- What is asked
Put the listing into a numbered list, from its first line through the line that contains "reply-icon (157, 227, 189, 259)", with both ends included and blank lines omitted.

start Supplied data

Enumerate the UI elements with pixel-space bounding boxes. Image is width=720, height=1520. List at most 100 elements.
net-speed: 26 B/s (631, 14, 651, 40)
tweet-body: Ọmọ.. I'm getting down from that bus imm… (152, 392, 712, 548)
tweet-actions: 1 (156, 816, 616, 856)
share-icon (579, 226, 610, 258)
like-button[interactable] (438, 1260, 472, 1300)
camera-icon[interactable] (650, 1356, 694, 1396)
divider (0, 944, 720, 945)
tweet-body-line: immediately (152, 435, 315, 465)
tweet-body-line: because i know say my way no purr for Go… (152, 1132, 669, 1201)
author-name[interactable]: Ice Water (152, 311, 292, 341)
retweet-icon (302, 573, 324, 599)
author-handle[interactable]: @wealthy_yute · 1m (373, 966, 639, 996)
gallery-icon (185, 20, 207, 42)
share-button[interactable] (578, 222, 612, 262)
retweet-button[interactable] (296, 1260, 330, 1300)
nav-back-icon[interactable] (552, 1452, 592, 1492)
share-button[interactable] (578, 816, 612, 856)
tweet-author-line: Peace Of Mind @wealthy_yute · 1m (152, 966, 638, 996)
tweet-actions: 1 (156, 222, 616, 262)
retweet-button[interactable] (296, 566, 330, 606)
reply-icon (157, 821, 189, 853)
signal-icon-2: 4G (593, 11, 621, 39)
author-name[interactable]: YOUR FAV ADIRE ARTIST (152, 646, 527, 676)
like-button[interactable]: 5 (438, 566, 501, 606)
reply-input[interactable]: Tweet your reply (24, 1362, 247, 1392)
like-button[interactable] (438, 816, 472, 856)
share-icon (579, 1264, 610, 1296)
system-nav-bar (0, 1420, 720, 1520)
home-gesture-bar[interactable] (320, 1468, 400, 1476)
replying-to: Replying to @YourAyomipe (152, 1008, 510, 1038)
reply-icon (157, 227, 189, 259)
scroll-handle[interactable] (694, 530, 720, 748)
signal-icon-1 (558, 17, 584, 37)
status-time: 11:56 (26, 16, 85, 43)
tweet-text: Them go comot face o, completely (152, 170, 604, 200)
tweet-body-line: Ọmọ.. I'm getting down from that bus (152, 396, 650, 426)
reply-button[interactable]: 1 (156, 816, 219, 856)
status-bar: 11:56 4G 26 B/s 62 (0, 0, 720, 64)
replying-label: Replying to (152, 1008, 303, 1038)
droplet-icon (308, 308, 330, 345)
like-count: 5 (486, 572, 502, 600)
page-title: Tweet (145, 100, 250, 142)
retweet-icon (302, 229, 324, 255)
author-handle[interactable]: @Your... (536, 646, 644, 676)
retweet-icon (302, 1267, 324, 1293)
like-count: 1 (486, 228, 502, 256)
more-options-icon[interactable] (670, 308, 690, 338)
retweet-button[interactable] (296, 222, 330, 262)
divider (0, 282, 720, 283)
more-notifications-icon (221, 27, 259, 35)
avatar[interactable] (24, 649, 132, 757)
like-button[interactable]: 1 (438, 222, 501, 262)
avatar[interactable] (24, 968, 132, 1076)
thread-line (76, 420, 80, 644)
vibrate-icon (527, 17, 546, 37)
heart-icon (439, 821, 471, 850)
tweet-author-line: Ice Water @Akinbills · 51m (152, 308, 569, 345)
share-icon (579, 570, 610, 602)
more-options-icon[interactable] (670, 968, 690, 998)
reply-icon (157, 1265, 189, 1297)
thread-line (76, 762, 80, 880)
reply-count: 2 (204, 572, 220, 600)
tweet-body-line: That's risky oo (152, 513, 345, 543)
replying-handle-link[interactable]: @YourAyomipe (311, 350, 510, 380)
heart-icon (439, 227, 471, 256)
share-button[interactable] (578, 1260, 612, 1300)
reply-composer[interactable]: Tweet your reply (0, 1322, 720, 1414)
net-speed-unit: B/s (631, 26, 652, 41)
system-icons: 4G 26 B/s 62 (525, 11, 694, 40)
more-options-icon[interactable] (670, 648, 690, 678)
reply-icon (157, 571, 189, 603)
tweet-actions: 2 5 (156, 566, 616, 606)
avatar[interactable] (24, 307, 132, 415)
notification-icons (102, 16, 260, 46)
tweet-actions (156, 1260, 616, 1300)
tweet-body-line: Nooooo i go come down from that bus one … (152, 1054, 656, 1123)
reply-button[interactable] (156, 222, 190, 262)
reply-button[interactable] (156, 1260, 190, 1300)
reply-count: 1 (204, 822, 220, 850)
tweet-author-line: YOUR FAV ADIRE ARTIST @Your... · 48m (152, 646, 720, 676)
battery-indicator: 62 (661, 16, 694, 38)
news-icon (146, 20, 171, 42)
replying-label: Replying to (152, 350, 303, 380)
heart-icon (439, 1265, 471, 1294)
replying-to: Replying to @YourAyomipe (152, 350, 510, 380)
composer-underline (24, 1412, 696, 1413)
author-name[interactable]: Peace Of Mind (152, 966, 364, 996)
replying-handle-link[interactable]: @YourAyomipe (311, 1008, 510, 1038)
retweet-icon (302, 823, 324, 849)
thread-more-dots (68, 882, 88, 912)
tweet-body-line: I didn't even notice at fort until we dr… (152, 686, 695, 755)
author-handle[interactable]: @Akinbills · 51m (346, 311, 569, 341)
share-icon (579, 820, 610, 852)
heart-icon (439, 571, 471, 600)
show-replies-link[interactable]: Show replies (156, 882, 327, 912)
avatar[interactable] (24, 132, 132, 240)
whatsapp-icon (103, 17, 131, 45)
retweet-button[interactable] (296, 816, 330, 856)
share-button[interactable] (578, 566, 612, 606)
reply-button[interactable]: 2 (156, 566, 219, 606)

end Supplied data

- Exercise result
1. Enumerate the UI elements with pixel-space bounding boxes. Image is width=720, height=1520. List at most 100 elements.
2. net-speed: 26 B/s (631, 14, 651, 40)
3. tweet-body: Ọmọ.. I'm getting down from that bus imm… (152, 392, 712, 548)
4. tweet-actions: 1 (156, 816, 616, 856)
5. share-icon (579, 226, 610, 258)
6. like-button[interactable] (438, 1260, 472, 1300)
7. camera-icon[interactable] (650, 1356, 694, 1396)
8. divider (0, 944, 720, 945)
9. tweet-body-line: immediately (152, 435, 315, 465)
10. tweet-body-line: because i know say my way no purr for Go… (152, 1132, 669, 1201)
11. author-name[interactable]: Ice Water (152, 311, 292, 341)
12. retweet-icon (302, 573, 324, 599)
13. author-handle[interactable]: @wealthy_yute · 1m (373, 966, 639, 996)
14. gallery-icon (185, 20, 207, 42)
15. share-button[interactable] (578, 222, 612, 262)
16. retweet-button[interactable] (296, 1260, 330, 1300)
17. nav-back-icon[interactable] (552, 1452, 592, 1492)
18. share-button[interactable] (578, 816, 612, 856)
19. tweet-author-line: Peace Of Mind @wealthy_yute · 1m (152, 966, 638, 996)
20. tweet-actions: 1 (156, 222, 616, 262)
21. retweet-button[interactable] (296, 566, 330, 606)
22. reply-icon (157, 821, 189, 853)
23. signal-icon-2: 4G (593, 11, 621, 39)
24. author-name[interactable]: YOUR FAV ADIRE ARTIST (152, 646, 527, 676)
25. like-button[interactable]: 5 (438, 566, 501, 606)
26. reply-input[interactable]: Tweet your reply (24, 1362, 247, 1392)
27. like-button[interactable] (438, 816, 472, 856)
28. share-icon (579, 1264, 610, 1296)
29. system-nav-bar (0, 1420, 720, 1520)
30. home-gesture-bar[interactable] (320, 1468, 400, 1476)
31. replying-to: Replying to @YourAyomipe (152, 1008, 510, 1038)
32. reply-icon (157, 227, 189, 259)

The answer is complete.